**PROVIDED MATERIAL:**

______

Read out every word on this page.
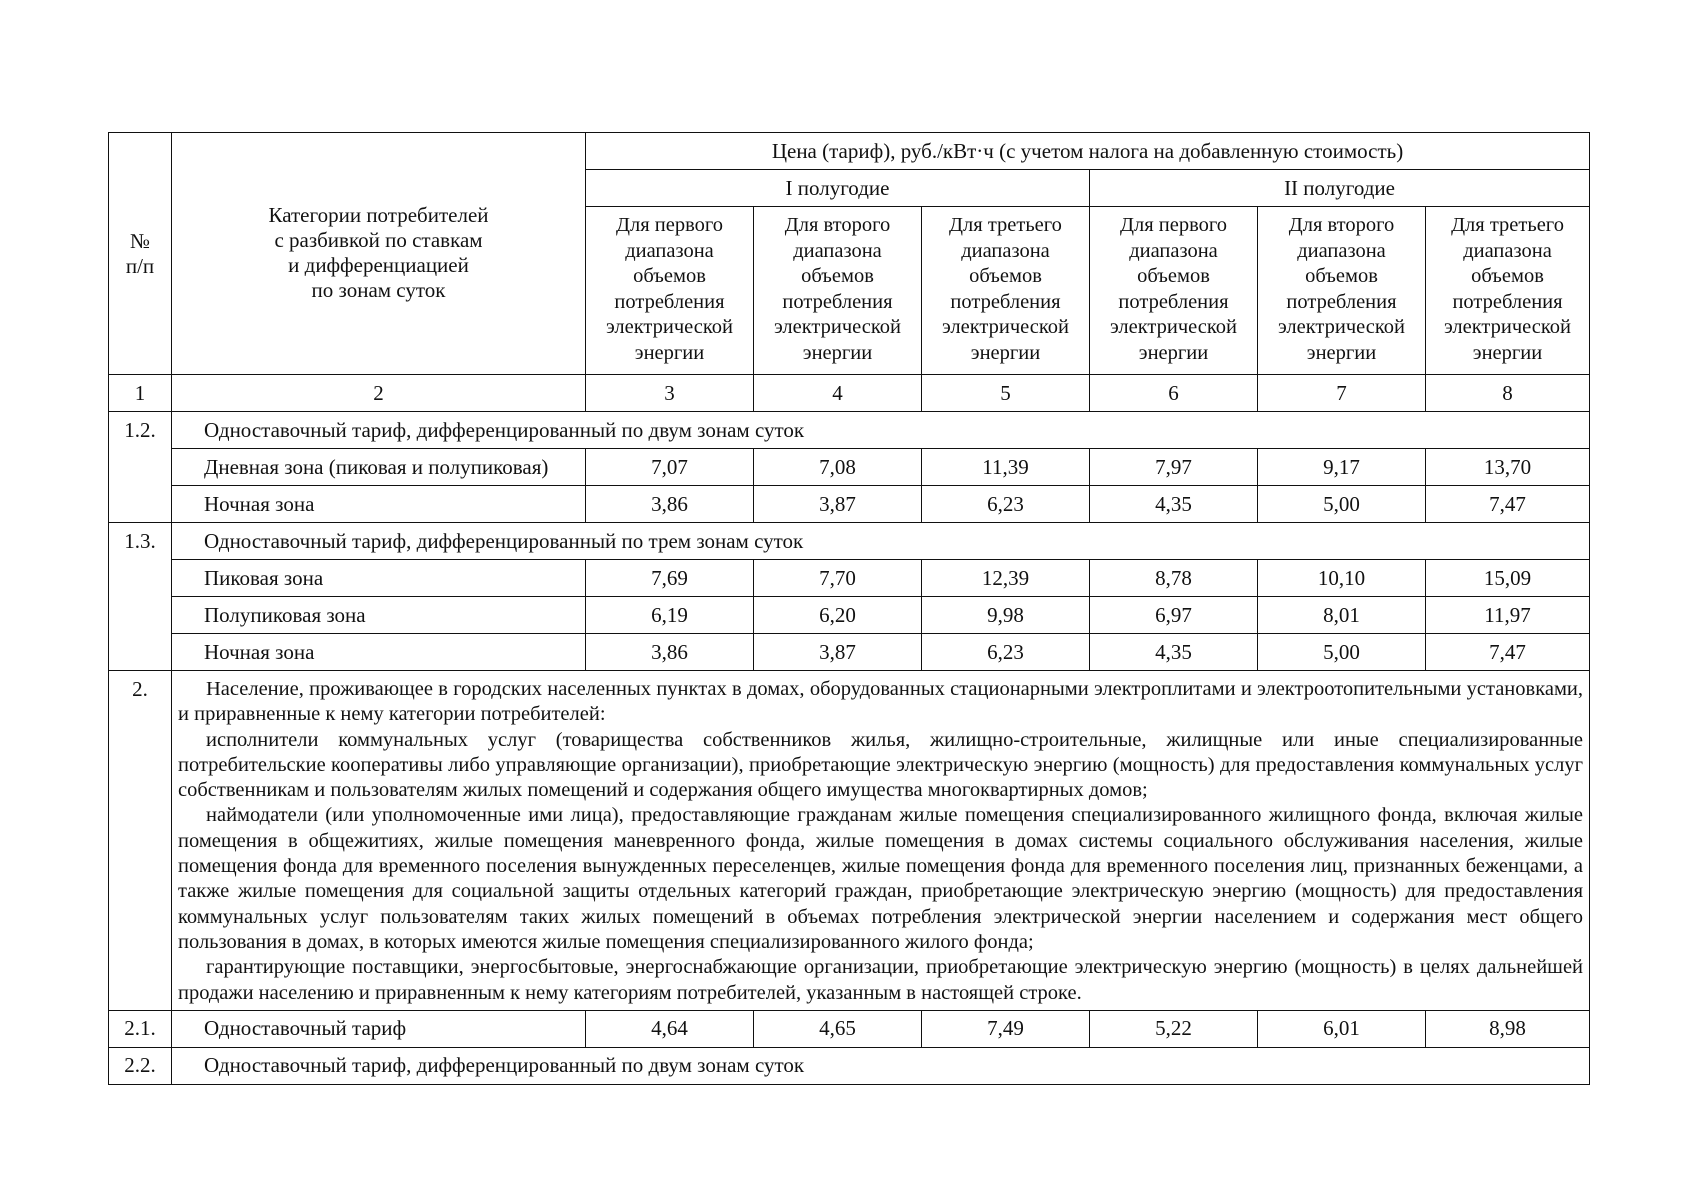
№
п/п	Категории потребителей
с разбивкой по ставкам
и дифференциацией
по зонам суток	Цена (тариф), руб./кВт·ч (с учетом налога на добавленную стоимость)					
		I полугодие			II полугодие		
		Для первого диапазона объемов потребления электрической энергии	Для второго диапазона объемов потребления электрической энергии	Для третьего диапазона объемов потребления электрической энергии	Для первого диапазона объемов потребления электрической энергии	Для второго диапазона объемов потребления электрической энергии	Для третьего диапазона объемов потребления электрической энергии
1	2	3	4	5	6	7	8
1.2.	Одноставочный тариф, дифференцированный по двум зонам суток						
	Дневная зона (пиковая и полупиковая)	7,07	7,08	11,39	7,97	9,17	13,70
	Ночная зона	3,86	3,87	6,23	4,35	5,00	7,47
1.3.	Одноставочный тариф, дифференцированный по трем зонам суток						
	Пиковая зона	7,69	7,70	12,39	8,78	10,10	15,09
	Полупиковая зона	6,19	6,20	9,98	6,97	8,01	11,97
	Ночная зона	3,86	3,87	6,23	4,35	5,00	7,47
2.	Население, проживающее в городских населенных пунктах в домах, оборудованных стационарными электроплитами и электроотопительными установками, и приравненные к нему категории потребителей:

исполнители коммунальных услуг (товарищества собственников жилья, жилищно-строительные, жилищные или иные специализированные потребительские кооперативы либо управляющие организации), приобретающие электрическую энергию (мощность) для предоставления коммунальных услуг собственникам и пользователям жилых помещений и содержания общего имущества многоквартирных домов;

наймодатели (или уполномоченные ими лица), предоставляющие гражданам жилые помещения специализированного жилищного фонда, включая жилые помещения в общежитиях, жилые помещения маневренного фонда, жилые помещения в домах системы социального обслуживания населения, жилые помещения фонда для временного поселения вынужденных переселенцев, жилые помещения фонда для временного поселения лиц, признанных беженцами, а также жилые помещения для социальной защиты отдельных категорий граждан, приобретающие электрическую энергию (мощность) для предоставления коммунальных услуг пользователям таких жилых помещений в объемах потребления электрической энергии населением и содержания мест общего пользования в домах, в которых имеются жилые помещения специализированного жилого фонда;

гарантирующие поставщики, энергосбытовые, энергоснабжающие организации, приобретающие электрическую энергию (мощность) в целях дальнейшей продажи населению и приравненным к нему категориям потребителей, указанным в настоящей строке.						

2.1.	Одноставочный тариф	4,64	4,65	7,49	5,22	6,01	8,98
2.2.	Одноставочный тариф, дифференцированный по двум зонам суток						
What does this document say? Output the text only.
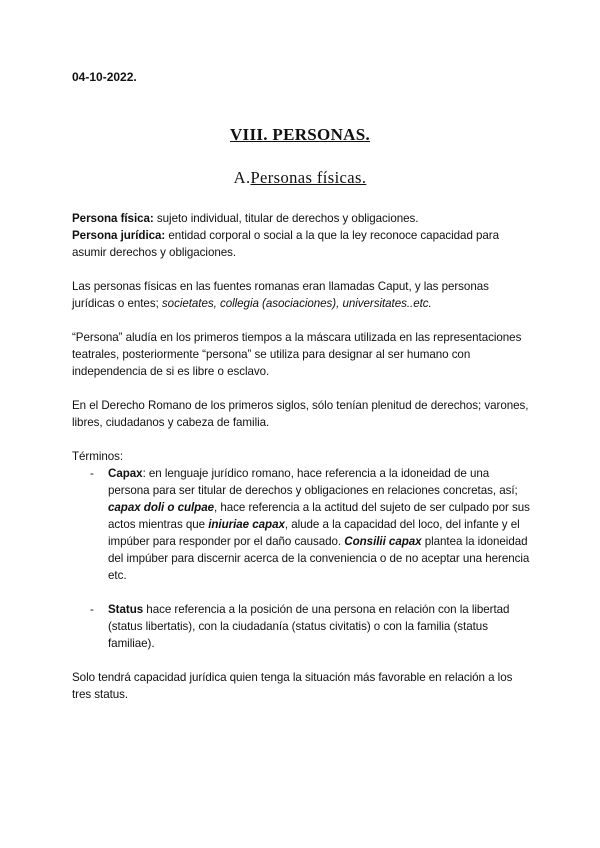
04-10-2022.
VIII. PERSONAS.
A.Personas físicas.

Persona física: sujeto individual, titular de derechos y obligaciones.

Persona jurídica: entidad corporal o social a la que la ley reconoce capacidad para asumir derechos y obligaciones.

Las personas físicas en las fuentes romanas eran llamadas Caput, y las personas jurídicas o entes; societates, collegia (asociaciones), universitates..etc.

“Persona” aludía en los primeros tiempos a la máscara utilizada en las representaciones teatrales, posteriormente “persona” se utiliza para designar al ser humano con independencia de si es libre o esclavo.

En el Derecho Romano de los primeros siglos, sólo tenían plenitud de derechos; varones, libres, ciudadanos y cabeza de familia.

Términos:

- Capax: en lenguaje jurídico romano, hace referencia a la idoneidad de una persona para ser titular de derechos y obligaciones en relaciones concretas, así; capax doli o culpae, hace referencia a la actitud del sujeto de ser culpado por sus actos mientras que iniuriae capax, alude a la capacidad del loco, del infante y el impúber para responder por el daño causado. Consilii capax plantea la idoneidad del impúber para discernir acerca de la conveniencia o de no aceptar una herencia etc.
- Status hace referencia a la posición de una persona en relación con la libertad (status libertatis), con la ciudadanía (status civitatis) o con la familia (status familiae).

Solo tendrá capacidad jurídica quien tenga la situación más favorable en relación a los tres status.
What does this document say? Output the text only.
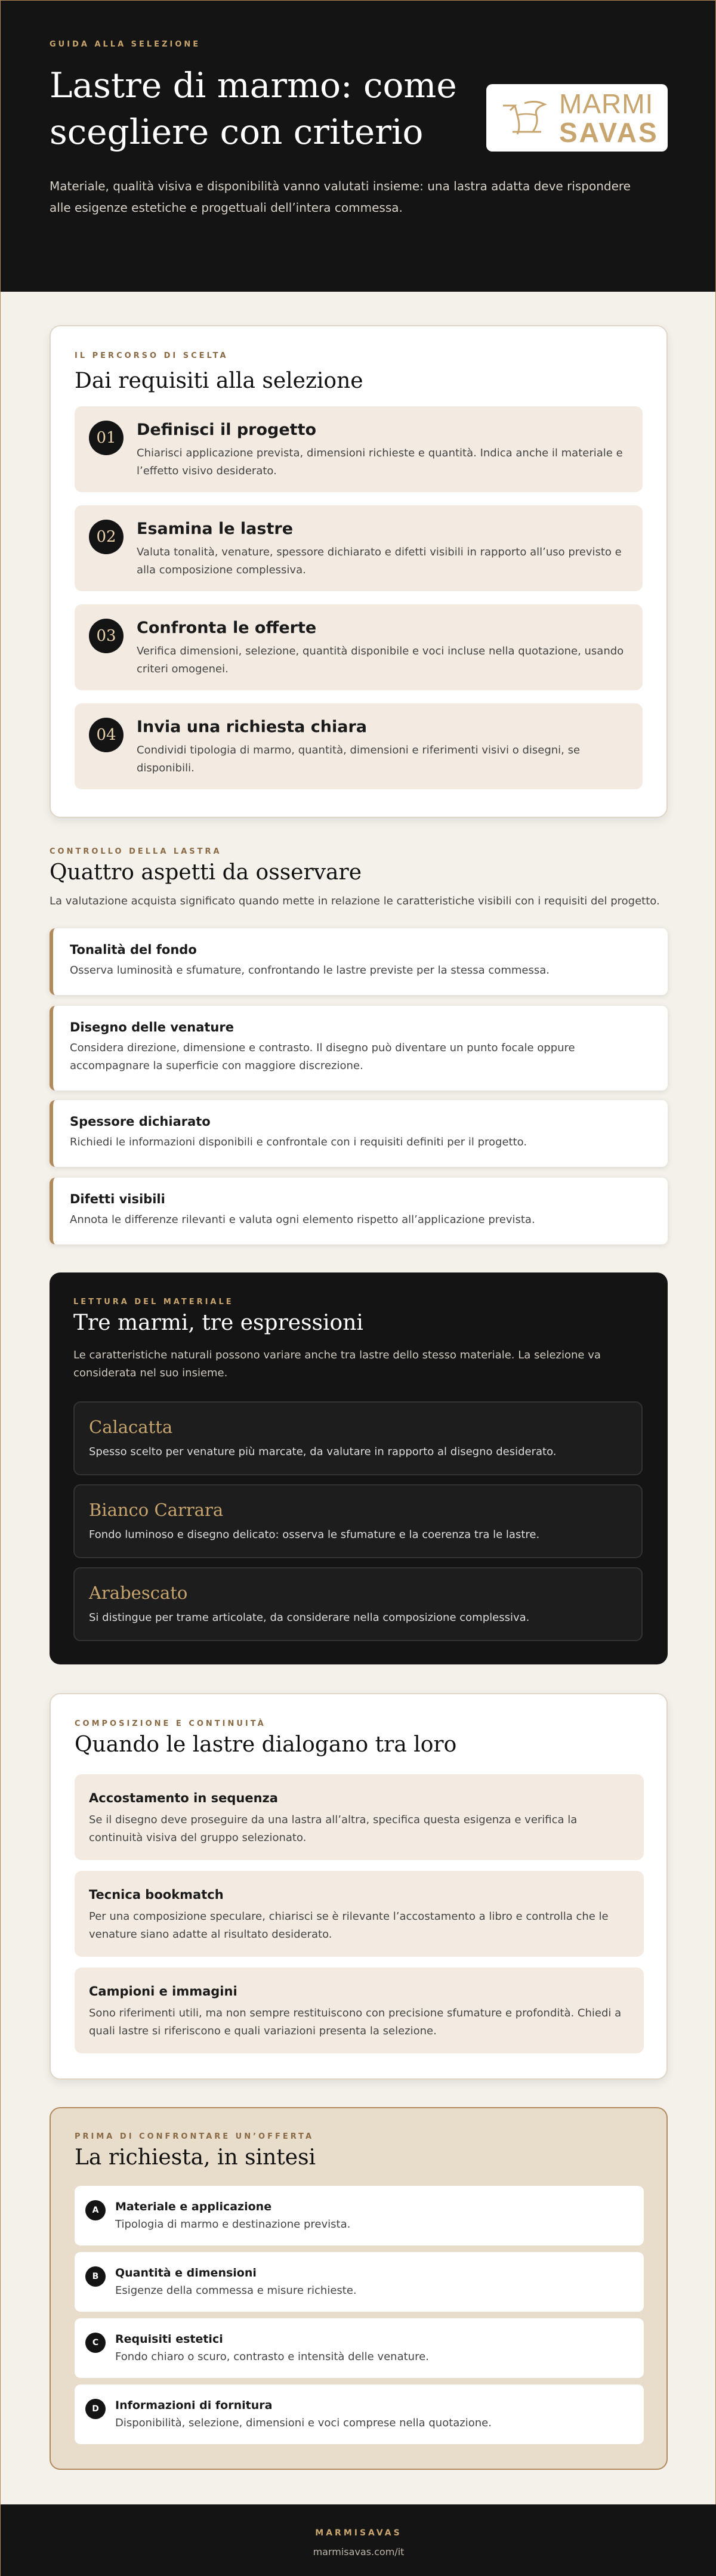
GUIDA ALLA SELEZIONE
Lastre di marmo: come scegliere con criterio

Materiale, qualità visiva e disponibilità vanno valutati insieme: una lastra adatta deve rispondere alle esigenze estetiche e progettuali dell’intera commessa.

MARMI
SAVAS
IL PERCORSO DI SCELTA
Dai requisiti alla selezione
01	Definisci il progetto

Chiarisci applicazione prevista, dimensioni richieste e quantità. Indica anche il materiale e l’effetto visivo desiderato.

02	Esamina le lastre

Valuta tonalità, venature, spessore dichiarato e difetti visibili in rapporto all’uso previsto e alla composizione complessiva.

03	Confronta le offerte

Verifica dimensioni, selezione, quantità disponibile e voci incluse nella quotazione, usando criteri omogenei.

04	Invia una richiesta chiara

Condividi tipologia di marmo, quantità, dimensioni e riferimenti visivi o disegni, se disponibili.

CONTROLLO DELLA LASTRA
Quattro aspetti da osservare

La valutazione acquista significato quando mette in relazione le caratteristiche visibili con i requisiti del progetto.

Tonalità del fondo

Osserva luminosità e sfumature, confrontando le lastre previste per la stessa commessa.

Disegno delle venature

Considera direzione, dimensione e contrasto. Il disegno può diventare un punto focale oppure accompagnare la superficie con maggiore discrezione.

Spessore dichiarato

Richiedi le informazioni disponibili e confrontale con i requisiti definiti per il progetto.

Difetti visibili

Annota le differenze rilevanti e valuta ogni elemento rispetto all’applicazione prevista.

LETTURA DEL MATERIALE
Tre marmi, tre espressioni

Le caratteristiche naturali possono variare anche tra lastre dello stesso materiale. La selezione va considerata nel suo insieme.

Calacatta

Spesso scelto per venature più marcate, da valutare in rapporto al disegno desiderato.

Bianco Carrara

Fondo luminoso e disegno delicato: osserva le sfumature e la coerenza tra le lastre.

Arabescato

Si distingue per trame articolate, da considerare nella composizione complessiva.

COMPOSIZIONE E CONTINUITÀ
Quando le lastre dialogano tra loro
Accostamento in sequenza

Se il disegno deve proseguire da una lastra all’altra, specifica questa esigenza e verifica la continuità visiva del gruppo selezionato.

Tecnica bookmatch

Per una composizione speculare, chiarisci se è rilevante l’accostamento a libro e controlla che le venature siano adatte al risultato desiderato.

Campioni e immagini

Sono riferimenti utili, ma non sempre restituiscono con precisione sfumature e profondità. Chiedi a quali lastre si riferiscono e quali variazioni presenta la selezione.

PRIMA DI CONFRONTARE UN’OFFERTA
La richiesta, in sintesi
A	Materiale e applicazione

Tipologia di marmo e destinazione prevista.

B	Quantità e dimensioni

Esigenze della commessa e misure richieste.

C	Requisiti estetici

Fondo chiaro o scuro, contrasto e intensità delle venature.

D	Informazioni di fornitura

Disponibilità, selezione, dimensioni e voci comprese nella quotazione.

MARMISAVAS
marmisavas.com/it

______

**PROMPT:** Find and copy every line in the entries above where the string "delle" occurs.

**FINAL ANSWER:**
Disegno delle venature
Fondo chiaro o scuro, contrasto e intensità delle venature.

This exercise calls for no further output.